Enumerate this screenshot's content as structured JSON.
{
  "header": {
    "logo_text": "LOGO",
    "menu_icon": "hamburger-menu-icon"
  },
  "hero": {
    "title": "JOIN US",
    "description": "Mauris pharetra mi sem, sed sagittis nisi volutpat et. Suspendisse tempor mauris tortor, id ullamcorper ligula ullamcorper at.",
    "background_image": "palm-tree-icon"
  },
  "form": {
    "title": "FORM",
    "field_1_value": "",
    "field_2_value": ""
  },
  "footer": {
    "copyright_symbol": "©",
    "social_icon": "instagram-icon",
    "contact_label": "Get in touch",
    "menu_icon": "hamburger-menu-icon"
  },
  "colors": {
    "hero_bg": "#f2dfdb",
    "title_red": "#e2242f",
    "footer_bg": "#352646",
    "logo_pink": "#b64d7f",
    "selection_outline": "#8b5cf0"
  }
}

————————

• _TASK STATEMENT_
Type out the material again exactly as presented.

• _REPLY TO THE TASK_
Enumerate this screenshot's content as structured JSON.
{
  "header": {
    "logo_text": "LOGO",
    "menu_icon": "hamburger-menu-icon"
  },
  "hero": {
    "title": "JOIN US",
    "description": "Mauris pharetra mi sem, sed sagittis nisi volutpat et. Suspendisse tempor mauris tortor, id ullamcorper ligula ullamcorper at.",
    "background_image": "palm-tree-icon"
  },
  "form": {
    "title": "FORM",
    "field_1_value": "",
    "field_2_value": ""
  },
  "footer": {
    "copyright_symbol": "©",
    "social_icon": "instagram-icon",
    "contact_label": "Get in touch",
    "menu_icon": "hamburger-menu-icon"
  },
  "colors": {
    "hero_bg": "#f2dfdb",
    "title_red": "#e2242f",
    "footer_bg": "#352646",
    "logo_pink": "#b64d7f",
    "selection_outline": "#8b5cf0"
  }
}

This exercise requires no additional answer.